THE TASK ▸ Output the lines of the records from the one containing "What data populates" through the last, both ends included. Leave pictures out.

DATA LISTING ▸

--- START ---

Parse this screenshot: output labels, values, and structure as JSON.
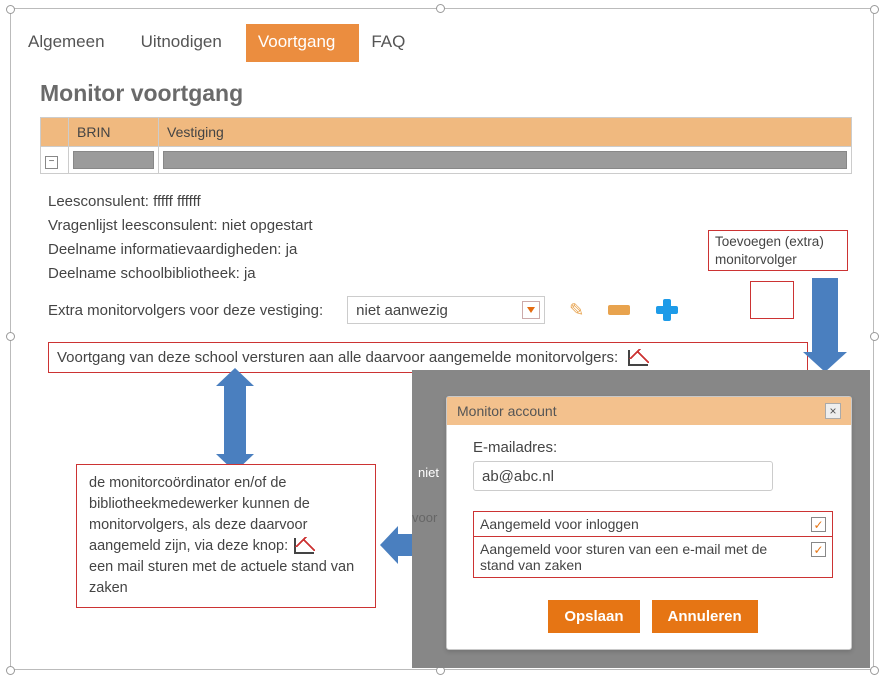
{
  "tabs": [
    "Algemeen",
    "Uitnodigen",
    "Voortgang",
    "FAQ"
  ],
  "active_tab": 2,
  "title": "Monitor voortgang",
  "table": {
    "headers": [
      "BRIN",
      "Vestiging"
    ]
  },
  "meta": {
    "line1": "Leesconsulent: fffff ffffff",
    "line2": "Vragenlijst leesconsulent: niet opgestart",
    "line3": "Deelname informatievaardigheden: ja",
    "line4": "Deelname schoolbibliotheek: ja"
  },
  "extra": {
    "label": "Extra monitorvolgers voor deze vestiging:",
    "dropdown_value": "niet aanwezig"
  },
  "send_label": "Voortgang van deze school versturen aan alle daarvoor aangemelde monitorvolgers:",
  "callout_add": "Toevoegen (extra)\nmonitorvolger",
  "explain_prefix": "de monitorcoördinator en/of de bibliotheekmedewerker kunnen de monitorvolgers, als deze daarvoor aangemeld zijn, via deze knop:",
  "explain_suffix": "een mail sturen met de actuele stand van zaken",
  "modal": {
    "title": "Monitor account",
    "email_label": "E-mailadres:",
    "email_value": "ab@abc.nl",
    "chk1": "Aangemeld voor inloggen",
    "chk2": "Aangemeld voor sturen van een e-mail met de stand van zaken",
    "save": "Opslaan",
    "cancel": "Annuleren"
  },
  "strips": {
    "niet": "niet",
    "voor": "voor"
  }
}
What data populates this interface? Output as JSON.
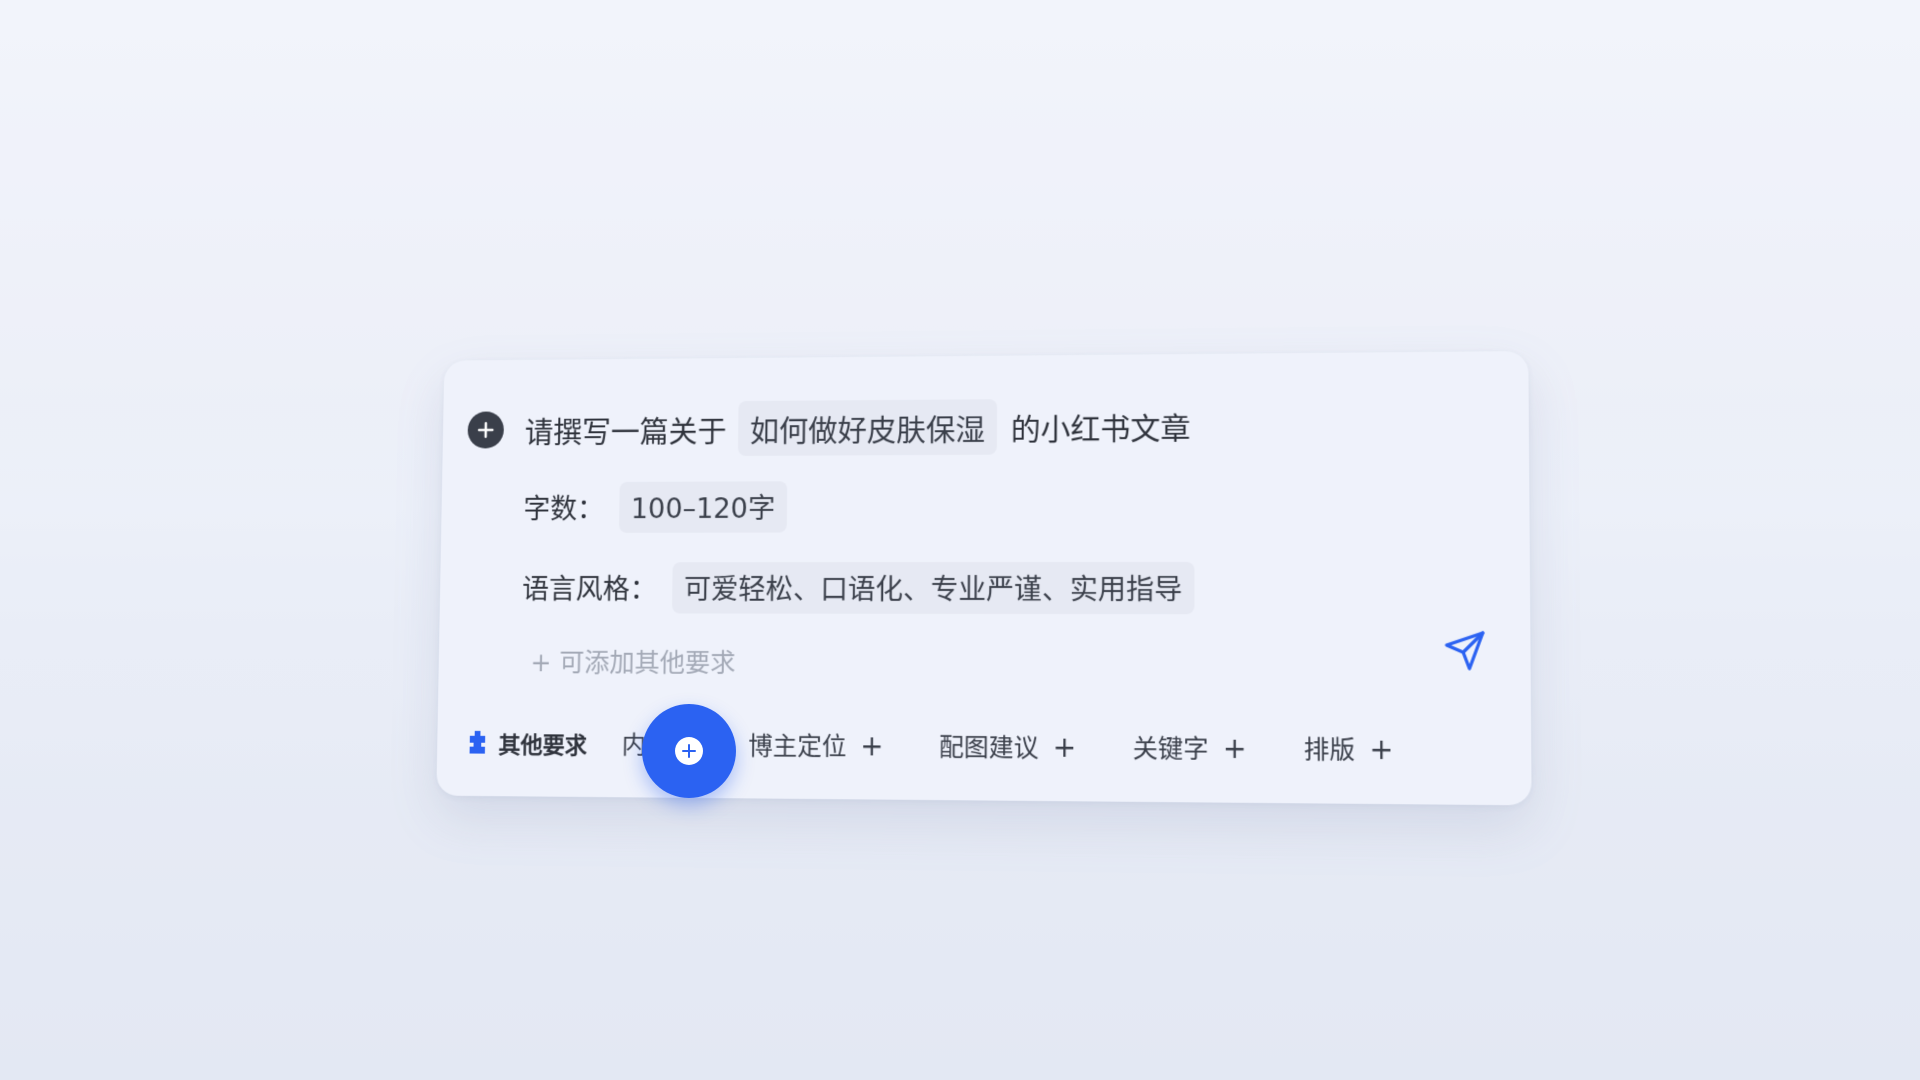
{
  "prompt": {
    "prefix": "请撰写一篇关于",
    "topic": "如何做好皮肤保湿",
    "suffix": "的小红书文章"
  },
  "word_count": {
    "label": "字数：",
    "value": "100–120字"
  },
  "style": {
    "label": "语言风格：",
    "value": "可爱轻松、口语化、专业严谨、实用指导"
  },
  "add_requirement": "+ 可添加其他要求",
  "toolbar": {
    "title": "其他要求",
    "items": [
      {
        "label": "内"
      },
      {
        "label": "博主定位",
        "plus": "+"
      },
      {
        "label": "配图建议",
        "plus": "+"
      },
      {
        "label": "关键字",
        "plus": "+"
      },
      {
        "label": "排版",
        "plus": "+"
      }
    ]
  },
  "colors": {
    "accent": "#2b62f2",
    "dark_icon": "#3a3f4a",
    "chip_bg": "#e6e9f3",
    "placeholder": "#a3a9b6"
  },
  "icons": {
    "add": "plus-circle-icon",
    "send": "send-icon",
    "other": "puzzle-icon",
    "cursor": "pointer-cursor-icon"
  }
}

--- END ---

TASK RESULT ▸
What data populates this interface? Output as JSON.
{
  "prompt": {
    "prefix": "请撰写一篇关于",
    "topic": "如何做好皮肤保湿",
    "suffix": "的小红书文章"
  },
  "word_count": {
    "label": "字数：",
    "value": "100–120字"
  },
  "style": {
    "label": "语言风格：",
    "value": "可爱轻松、口语化、专业严谨、实用指导"
  },
  "add_requirement": "+ 可添加其他要求",
  "toolbar": {
    "title": "其他要求",
    "items": [
      {
        "label": "内"
      },
      {
        "label": "博主定位",
        "plus": "+"
      },
      {
        "label": "配图建议",
        "plus": "+"
      },
      {
        "label": "关键字",
        "plus": "+"
      },
      {
        "label": "排版",
        "plus": "+"
      }
    ]
  },
  "colors": {
    "accent": "#2b62f2",
    "dark_icon": "#3a3f4a",
    "chip_bg": "#e6e9f3",
    "placeholder": "#a3a9b6"
  },
  "icons": {
    "add": "plus-circle-icon",
    "send": "send-icon",
    "other": "puzzle-icon",
    "cursor": "pointer-cursor-icon"
  }
}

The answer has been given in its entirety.